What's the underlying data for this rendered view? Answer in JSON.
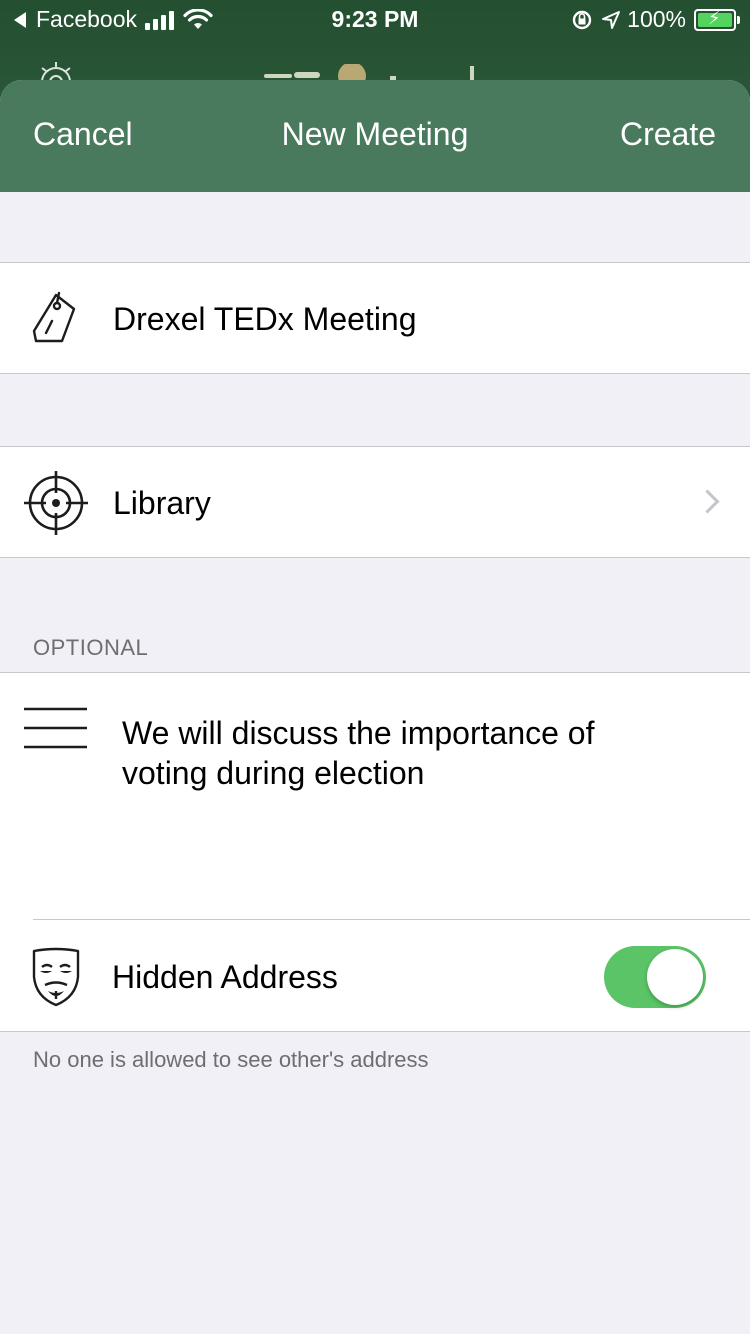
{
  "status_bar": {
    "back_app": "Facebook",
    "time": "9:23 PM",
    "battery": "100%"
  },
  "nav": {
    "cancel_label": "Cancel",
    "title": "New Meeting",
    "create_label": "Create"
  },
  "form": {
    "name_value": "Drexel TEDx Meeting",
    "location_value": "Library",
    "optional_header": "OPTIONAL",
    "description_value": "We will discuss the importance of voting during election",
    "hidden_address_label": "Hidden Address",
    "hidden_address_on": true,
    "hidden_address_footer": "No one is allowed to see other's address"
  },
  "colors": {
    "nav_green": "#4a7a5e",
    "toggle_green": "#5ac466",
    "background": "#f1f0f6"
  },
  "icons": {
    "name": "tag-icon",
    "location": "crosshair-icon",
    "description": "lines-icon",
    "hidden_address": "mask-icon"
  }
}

——

## Exercise requirements
Restate the listing above word for word, and skip the pictures.

## Result of this exercise
What's the underlying data for this rendered view? Answer in JSON.
{
  "status_bar": {
    "back_app": "Facebook",
    "time": "9:23 PM",
    "battery": "100%"
  },
  "nav": {
    "cancel_label": "Cancel",
    "title": "New Meeting",
    "create_label": "Create"
  },
  "form": {
    "name_value": "Drexel TEDx Meeting",
    "location_value": "Library",
    "optional_header": "OPTIONAL",
    "description_value": "We will discuss the importance of voting during election",
    "hidden_address_label": "Hidden Address",
    "hidden_address_on": true,
    "hidden_address_footer": "No one is allowed to see other's address"
  },
  "colors": {
    "nav_green": "#4a7a5e",
    "toggle_green": "#5ac466",
    "background": "#f1f0f6"
  },
  "icons": {
    "name": "tag-icon",
    "location": "crosshair-icon",
    "description": "lines-icon",
    "hidden_address": "mask-icon"
  }
}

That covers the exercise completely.